══ Provided entries ══

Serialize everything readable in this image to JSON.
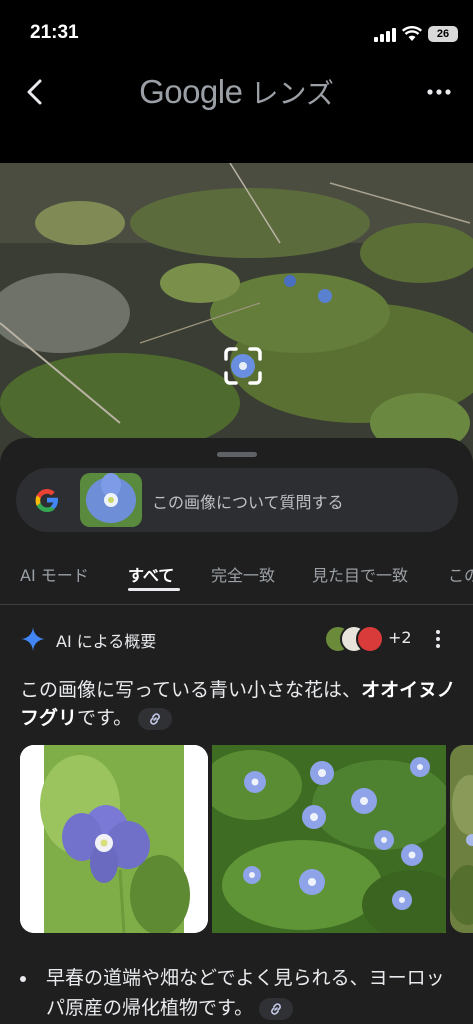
{
  "status": {
    "time": "21:31",
    "battery": "26"
  },
  "appbar": {
    "title_brand": "Google",
    "title_app": "レンズ"
  },
  "search": {
    "ask_placeholder": "この画像について質問する"
  },
  "tabs": [
    {
      "label": "AI モード"
    },
    {
      "label": "すべて",
      "active": true
    },
    {
      "label": "完全一致"
    },
    {
      "label": "見た目で一致"
    },
    {
      "label": "この"
    }
  ],
  "overview": {
    "title": "AI による概要",
    "sources_more": "+2",
    "answer_prefix": "この画像に写っている青い小さな花は、",
    "answer_bold": "オオイヌノフグリ",
    "answer_suffix": "です。",
    "bullets": [
      {
        "text": "早春の道端や畑などでよく見られる、ヨーロッパ原産の帰化植物です。"
      }
    ]
  },
  "icons": {
    "back": "back-arrow-icon",
    "more": "more-horiz-icon",
    "google": "google-g-icon",
    "sparkle": "sparkle-icon",
    "link": "link-icon",
    "kebab": "more-vert-icon",
    "scan": "lens-scan-icon"
  },
  "colors": {
    "background": "#000000",
    "sheet": "#1f1f1f",
    "askbar": "#2d2e31",
    "accent_blue": "#4285f4"
  }
}
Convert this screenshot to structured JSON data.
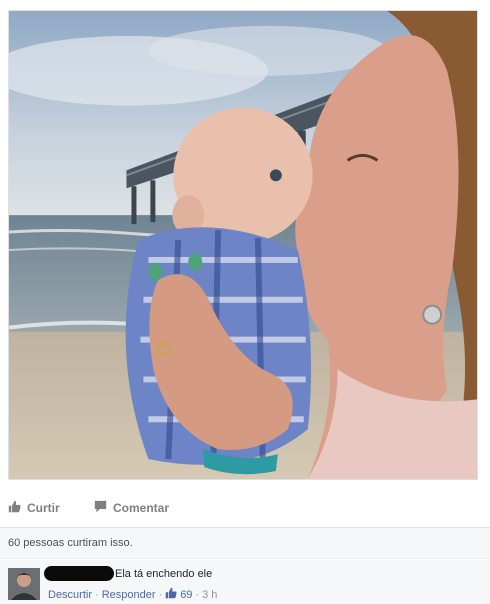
{
  "actions": {
    "like_label": "Curtir",
    "comment_label": "Comentar",
    "like_icon": "thumbs-up-icon",
    "comment_icon": "comment-bubble-icon"
  },
  "summary": {
    "likes_text": "60 pessoas curtiram isso."
  },
  "comment": {
    "text": "Ela tá enchendo ele",
    "unlike_label": "Descurtir",
    "reply_label": "Responder",
    "like_count": "69",
    "time": "3 h",
    "separator": "·"
  },
  "colors": {
    "link": "#4e69a2",
    "muted": "#90949c",
    "action_gray": "#7f7f7f",
    "summary_bg": "#f6f7f9"
  }
}
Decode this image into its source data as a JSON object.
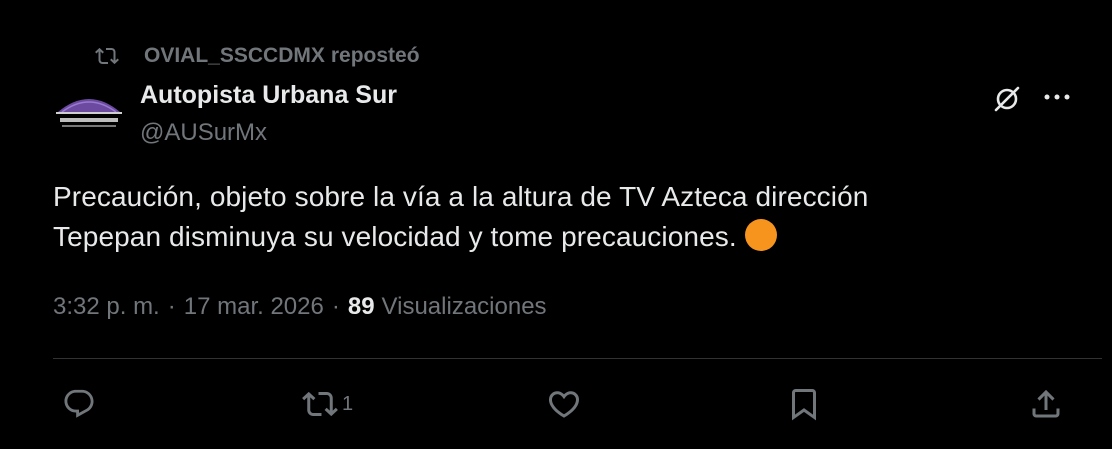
{
  "repost": {
    "reposter": "OVIAL_SSCCDMX",
    "label": "reposteó",
    "icon": "repost-icon"
  },
  "author": {
    "name": "Autopista Urbana Sur",
    "handle": "@AUSurMx",
    "avatar_alt": "Autopista Urbana Sur logo"
  },
  "tweet": {
    "line1": "Precaución, objeto sobre la vía a la altura de TV Azteca dirección",
    "line2": "Tepepan disminuya su velocidad y tome precauciones.",
    "emoji": "orange-circle"
  },
  "meta": {
    "time": "3:32 p. m.",
    "separator": "·",
    "date": "17 mar. 2026",
    "views_count": "89",
    "views_label": "Visualizaciones"
  },
  "actions": {
    "reply_count": "",
    "repost_count": "1",
    "like_count": "",
    "icons": [
      "reply-icon",
      "repost-icon",
      "like-icon",
      "bookmark-icon",
      "share-icon"
    ]
  },
  "colors": {
    "background": "#000000",
    "primary_text": "#e7e9ea",
    "secondary_text": "#71767b",
    "divider": "#2f3336",
    "emoji_orange": "#f7941d"
  }
}
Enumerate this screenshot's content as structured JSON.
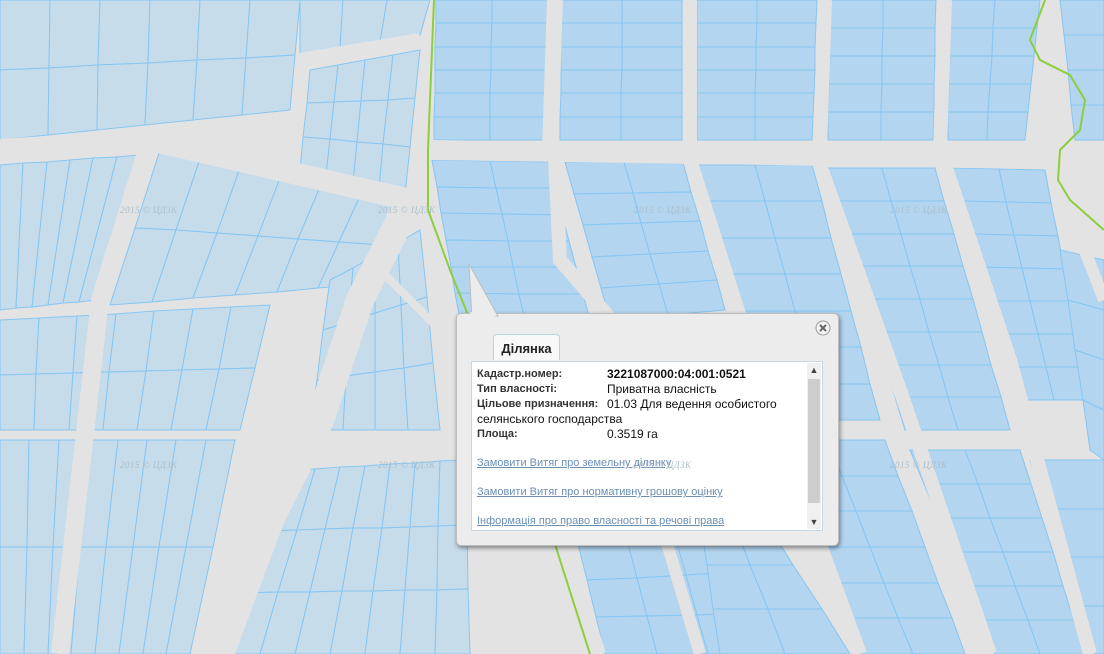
{
  "watermark": "2015 © ЦДЗК",
  "popup": {
    "tab_label": "Ділянка",
    "fields": [
      {
        "label": "Кадастр.номер:",
        "value": "3221087000:04:001:0521"
      },
      {
        "label": "Тип власності:",
        "value": "Приватна власність"
      },
      {
        "label": "Цільове призначення:",
        "value": "01.03 Для ведення особистого"
      },
      {
        "label": "",
        "value": "селянського господарства"
      },
      {
        "label": "Площа:",
        "value": "0.3519 га"
      }
    ],
    "links": [
      "Замовити Витяг про земельну ділянку",
      "Замовити Витяг про нормативну грошову оцінку",
      "Інформація про право власності та речові права"
    ],
    "close_icon": "close-icon"
  },
  "colors": {
    "parcel_fill": "#c6dceb",
    "parcel_selected": "#b3d5ef",
    "parcel_stroke": "#86c6f2",
    "road": "#e3e3e3",
    "boundary": "#8ccf3c"
  }
}
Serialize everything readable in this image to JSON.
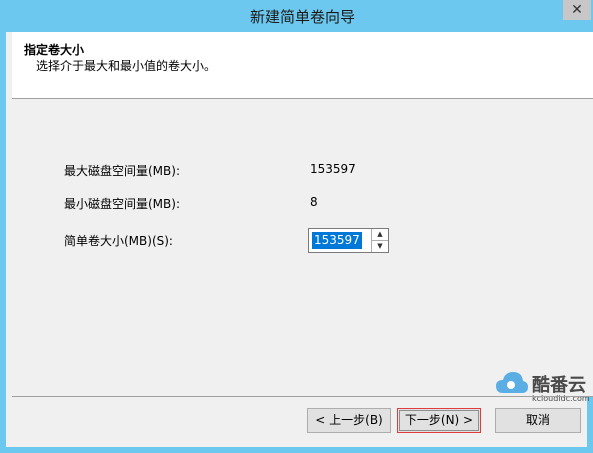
{
  "window": {
    "title": "新建简单卷向导",
    "close_label": "✕"
  },
  "header": {
    "title": "指定卷大小",
    "subtitle": "选择介于最大和最小值的卷大小。"
  },
  "fields": {
    "max_label": "最大磁盘空间量(MB):",
    "max_value": "153597",
    "min_label": "最小磁盘空间量(MB):",
    "min_value": "8",
    "size_label": "简单卷大小(MB)(S):",
    "size_value": "153597"
  },
  "buttons": {
    "prev": "< 上一步(B)",
    "next": "下一步(N) >",
    "cancel": "取消"
  },
  "watermark": {
    "brand": "酷番云",
    "url": "kcloudidc.com"
  },
  "colors": {
    "titlebar": "#6cc8ee",
    "selection": "#0078d7",
    "highlight_border": "#e23d3d"
  },
  "icons": {
    "close": "close-icon",
    "spin_up": "chevron-up-icon",
    "spin_down": "chevron-down-icon",
    "cloud": "cloud-icon"
  }
}
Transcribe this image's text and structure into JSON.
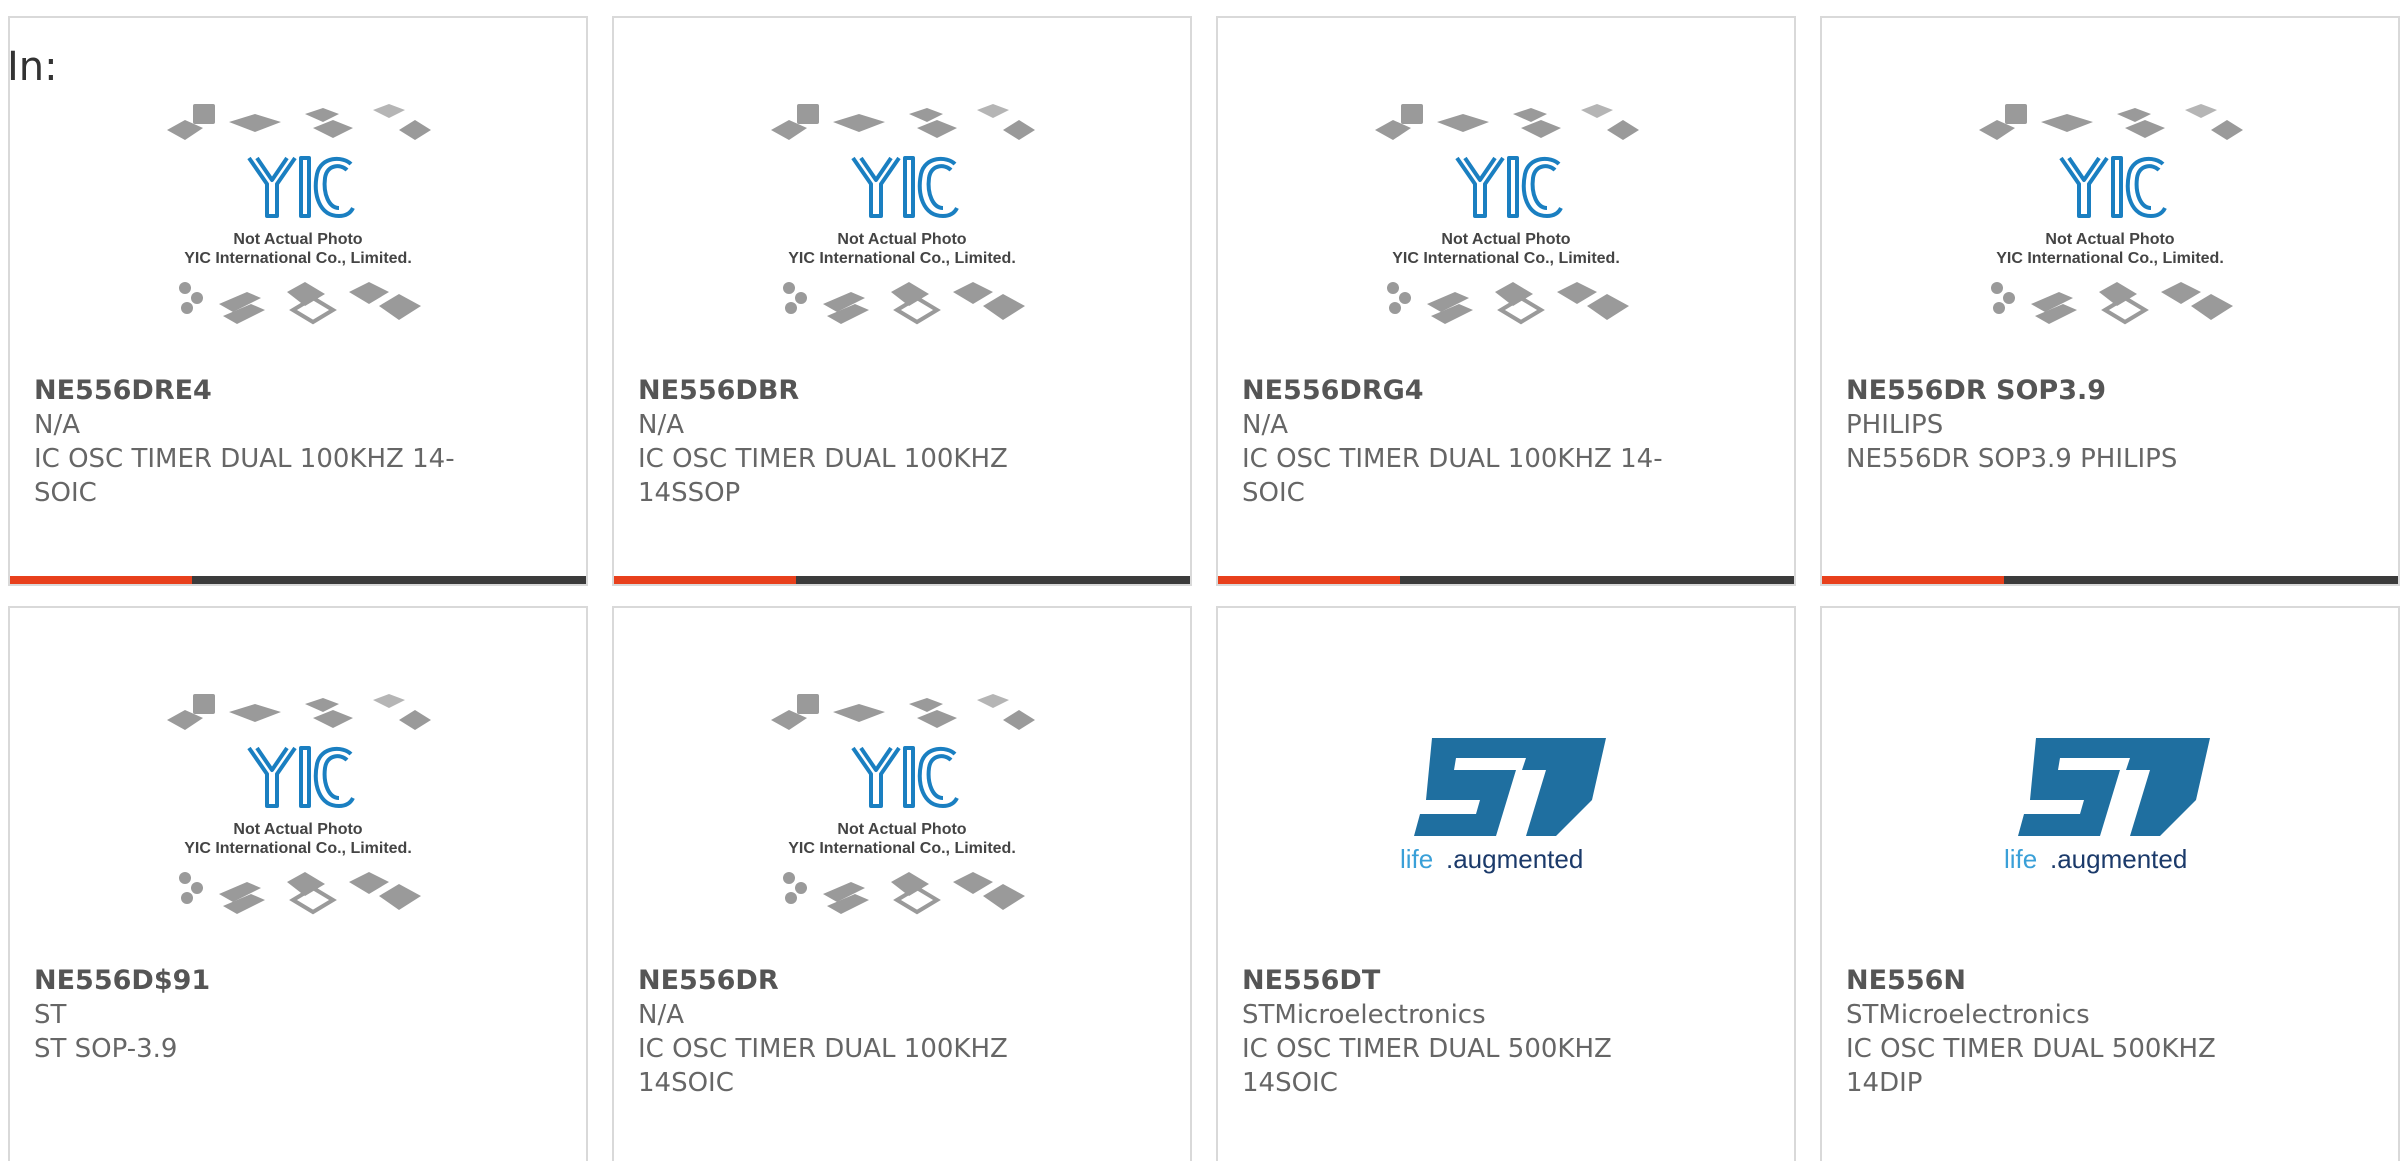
{
  "header": {
    "label": "In:"
  },
  "placeholder_image": {
    "line1": "Not Actual Photo",
    "line2": "YIC International Co., Limited."
  },
  "st_logo": {
    "text_life": "life",
    "text_aug": ".augmented"
  },
  "colors": {
    "accent": "#e8401c",
    "bar": "#3b3b3b",
    "yic_blue": "#1a7fc1",
    "st_blue": "#1f6fa0"
  },
  "products": [
    {
      "part": "NE556DRE4",
      "manufacturer": "N/A",
      "desc1": "IC OSC TIMER DUAL 100KHZ 14-",
      "desc2": "SOIC",
      "image": "yic-placeholder"
    },
    {
      "part": "NE556DBR",
      "manufacturer": "N/A",
      "desc1": "IC OSC TIMER DUAL 100KHZ",
      "desc2": "14SSOP",
      "image": "yic-placeholder"
    },
    {
      "part": "NE556DRG4",
      "manufacturer": "N/A",
      "desc1": "IC OSC TIMER DUAL 100KHZ 14-",
      "desc2": "SOIC",
      "image": "yic-placeholder"
    },
    {
      "part": "NE556DR SOP3.9",
      "manufacturer": "PHILIPS",
      "desc1": "NE556DR SOP3.9 PHILIPS",
      "desc2": "",
      "image": "yic-placeholder"
    },
    {
      "part": "NE556D$91",
      "manufacturer": "ST",
      "desc1": "ST SOP-3.9",
      "desc2": "",
      "image": "yic-placeholder"
    },
    {
      "part": "NE556DR",
      "manufacturer": "N/A",
      "desc1": "IC OSC TIMER DUAL 100KHZ",
      "desc2": "14SOIC",
      "image": "yic-placeholder"
    },
    {
      "part": "NE556DT",
      "manufacturer": "STMicroelectronics",
      "desc1": "IC OSC TIMER DUAL 500KHZ",
      "desc2": "14SOIC",
      "image": "st-logo"
    },
    {
      "part": "NE556N",
      "manufacturer": "STMicroelectronics",
      "desc1": "IC OSC TIMER DUAL 500KHZ",
      "desc2": "14DIP",
      "image": "st-logo"
    }
  ]
}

═══

◆ Objective
All lines in the data that contain the word "into" should be copied.

◆ Reply
Decode this image into its source data as a JSON object.
Transcribe this image's text and structure into JSON.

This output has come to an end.